Return a copy of each line that holds the string "level".

§ **Source data**:
* * * * * * *
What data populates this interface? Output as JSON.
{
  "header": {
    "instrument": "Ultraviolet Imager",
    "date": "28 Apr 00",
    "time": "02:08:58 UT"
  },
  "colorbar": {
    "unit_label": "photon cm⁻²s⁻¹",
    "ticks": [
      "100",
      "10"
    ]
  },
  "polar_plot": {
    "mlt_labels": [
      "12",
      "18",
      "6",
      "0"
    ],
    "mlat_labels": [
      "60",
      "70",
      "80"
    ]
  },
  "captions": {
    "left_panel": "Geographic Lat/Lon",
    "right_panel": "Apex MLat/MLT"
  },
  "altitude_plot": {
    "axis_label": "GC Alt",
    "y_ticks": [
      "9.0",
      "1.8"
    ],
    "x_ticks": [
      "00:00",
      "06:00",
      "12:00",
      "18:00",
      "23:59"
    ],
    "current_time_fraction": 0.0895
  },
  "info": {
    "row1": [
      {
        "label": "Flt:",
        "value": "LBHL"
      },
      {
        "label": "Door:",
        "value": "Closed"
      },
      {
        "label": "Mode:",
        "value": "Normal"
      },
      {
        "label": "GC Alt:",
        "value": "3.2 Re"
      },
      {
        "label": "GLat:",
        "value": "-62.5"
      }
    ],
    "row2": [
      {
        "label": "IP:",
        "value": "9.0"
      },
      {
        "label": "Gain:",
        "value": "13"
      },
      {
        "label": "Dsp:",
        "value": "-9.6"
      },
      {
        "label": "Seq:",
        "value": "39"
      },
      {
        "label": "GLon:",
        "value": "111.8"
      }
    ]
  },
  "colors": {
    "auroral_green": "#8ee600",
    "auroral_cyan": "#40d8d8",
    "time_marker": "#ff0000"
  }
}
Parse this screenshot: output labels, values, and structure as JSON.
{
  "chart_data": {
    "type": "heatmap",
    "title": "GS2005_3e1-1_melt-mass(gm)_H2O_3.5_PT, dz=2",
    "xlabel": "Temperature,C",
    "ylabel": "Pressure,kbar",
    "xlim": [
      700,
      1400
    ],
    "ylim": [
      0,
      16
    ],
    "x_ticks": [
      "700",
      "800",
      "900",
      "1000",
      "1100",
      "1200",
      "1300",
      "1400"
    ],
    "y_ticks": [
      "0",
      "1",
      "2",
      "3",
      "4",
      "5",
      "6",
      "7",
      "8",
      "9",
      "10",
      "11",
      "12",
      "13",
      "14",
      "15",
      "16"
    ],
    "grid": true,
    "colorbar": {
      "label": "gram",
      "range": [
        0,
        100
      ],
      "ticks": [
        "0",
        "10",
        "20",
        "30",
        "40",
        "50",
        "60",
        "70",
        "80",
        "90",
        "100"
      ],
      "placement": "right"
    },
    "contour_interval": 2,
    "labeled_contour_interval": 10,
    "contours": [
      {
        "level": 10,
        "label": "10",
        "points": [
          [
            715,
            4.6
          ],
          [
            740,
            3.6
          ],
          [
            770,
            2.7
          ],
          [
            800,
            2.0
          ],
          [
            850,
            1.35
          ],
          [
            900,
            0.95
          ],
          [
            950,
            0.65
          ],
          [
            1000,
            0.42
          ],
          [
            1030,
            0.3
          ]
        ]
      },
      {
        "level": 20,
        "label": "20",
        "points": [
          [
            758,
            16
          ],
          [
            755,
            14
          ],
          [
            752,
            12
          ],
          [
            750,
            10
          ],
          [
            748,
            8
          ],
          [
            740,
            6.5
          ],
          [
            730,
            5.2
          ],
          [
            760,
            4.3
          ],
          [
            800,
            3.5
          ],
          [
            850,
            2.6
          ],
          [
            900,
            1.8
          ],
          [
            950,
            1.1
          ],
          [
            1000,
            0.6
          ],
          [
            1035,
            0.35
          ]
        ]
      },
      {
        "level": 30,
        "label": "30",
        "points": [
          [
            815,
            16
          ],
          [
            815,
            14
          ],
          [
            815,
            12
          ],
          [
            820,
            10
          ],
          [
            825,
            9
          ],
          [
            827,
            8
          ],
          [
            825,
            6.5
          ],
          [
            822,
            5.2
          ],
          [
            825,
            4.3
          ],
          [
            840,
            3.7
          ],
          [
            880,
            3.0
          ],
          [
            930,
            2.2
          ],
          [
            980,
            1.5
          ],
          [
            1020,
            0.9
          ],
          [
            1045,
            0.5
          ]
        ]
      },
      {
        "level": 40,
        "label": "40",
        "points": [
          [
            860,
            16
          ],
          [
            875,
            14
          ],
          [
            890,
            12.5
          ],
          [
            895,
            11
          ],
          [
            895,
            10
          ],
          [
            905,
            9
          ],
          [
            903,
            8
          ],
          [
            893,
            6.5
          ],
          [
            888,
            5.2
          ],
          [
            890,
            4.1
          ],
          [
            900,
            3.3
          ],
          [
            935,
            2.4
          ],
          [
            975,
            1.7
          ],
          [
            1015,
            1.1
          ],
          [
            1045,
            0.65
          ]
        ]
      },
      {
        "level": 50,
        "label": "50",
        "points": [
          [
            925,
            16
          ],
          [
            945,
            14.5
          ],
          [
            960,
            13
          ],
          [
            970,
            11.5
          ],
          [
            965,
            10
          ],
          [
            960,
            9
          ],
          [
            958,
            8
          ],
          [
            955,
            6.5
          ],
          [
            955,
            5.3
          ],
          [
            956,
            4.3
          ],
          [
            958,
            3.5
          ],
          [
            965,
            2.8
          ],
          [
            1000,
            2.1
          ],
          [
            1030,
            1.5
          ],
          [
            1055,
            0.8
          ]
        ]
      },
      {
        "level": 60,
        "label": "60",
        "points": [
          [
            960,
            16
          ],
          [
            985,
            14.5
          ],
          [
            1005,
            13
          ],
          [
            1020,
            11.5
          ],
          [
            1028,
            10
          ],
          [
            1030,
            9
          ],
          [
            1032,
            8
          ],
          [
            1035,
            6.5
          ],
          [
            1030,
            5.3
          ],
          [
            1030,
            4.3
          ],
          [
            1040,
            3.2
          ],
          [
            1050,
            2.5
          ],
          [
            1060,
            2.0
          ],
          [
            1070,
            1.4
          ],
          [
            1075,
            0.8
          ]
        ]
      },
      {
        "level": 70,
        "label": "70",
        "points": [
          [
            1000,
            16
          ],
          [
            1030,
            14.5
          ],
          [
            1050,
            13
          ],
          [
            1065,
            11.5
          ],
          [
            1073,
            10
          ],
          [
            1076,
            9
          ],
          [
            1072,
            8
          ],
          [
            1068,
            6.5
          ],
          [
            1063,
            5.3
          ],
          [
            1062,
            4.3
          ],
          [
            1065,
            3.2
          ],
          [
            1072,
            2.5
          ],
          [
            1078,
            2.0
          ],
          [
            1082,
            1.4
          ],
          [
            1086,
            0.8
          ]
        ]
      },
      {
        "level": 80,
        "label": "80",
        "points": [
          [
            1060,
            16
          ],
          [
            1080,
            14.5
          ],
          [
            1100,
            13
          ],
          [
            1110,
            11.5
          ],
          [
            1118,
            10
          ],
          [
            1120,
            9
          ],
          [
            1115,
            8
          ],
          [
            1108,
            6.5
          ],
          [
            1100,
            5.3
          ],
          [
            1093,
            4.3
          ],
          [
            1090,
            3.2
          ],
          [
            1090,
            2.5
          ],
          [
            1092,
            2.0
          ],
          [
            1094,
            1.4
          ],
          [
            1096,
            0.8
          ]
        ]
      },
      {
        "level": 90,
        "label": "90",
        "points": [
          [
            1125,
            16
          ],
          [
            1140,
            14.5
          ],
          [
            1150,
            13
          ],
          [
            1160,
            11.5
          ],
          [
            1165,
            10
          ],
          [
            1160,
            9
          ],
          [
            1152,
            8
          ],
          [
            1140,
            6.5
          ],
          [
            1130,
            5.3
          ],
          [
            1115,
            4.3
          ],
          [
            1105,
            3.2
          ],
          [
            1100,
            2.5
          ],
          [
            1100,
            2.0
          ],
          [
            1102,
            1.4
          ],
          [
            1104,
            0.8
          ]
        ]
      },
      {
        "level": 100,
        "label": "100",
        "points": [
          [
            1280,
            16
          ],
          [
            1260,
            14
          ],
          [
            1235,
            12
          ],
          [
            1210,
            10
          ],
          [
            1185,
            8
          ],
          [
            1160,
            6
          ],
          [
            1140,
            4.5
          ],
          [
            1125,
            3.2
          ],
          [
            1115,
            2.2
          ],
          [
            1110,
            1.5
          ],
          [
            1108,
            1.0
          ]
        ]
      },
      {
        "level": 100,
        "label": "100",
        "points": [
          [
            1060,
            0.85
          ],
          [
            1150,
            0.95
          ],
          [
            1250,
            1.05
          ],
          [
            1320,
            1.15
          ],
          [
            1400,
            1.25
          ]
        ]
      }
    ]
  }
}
* * * * * * *
§ **Exercise response**:
        "level": 10,
        "level": 20,
        "level": 30,
        "level": 40,
        "level": 50,
        "level": 60,
        "level": 70,
        "level": 80,
        "level": 90,
        "level": 100,
        "level": 100,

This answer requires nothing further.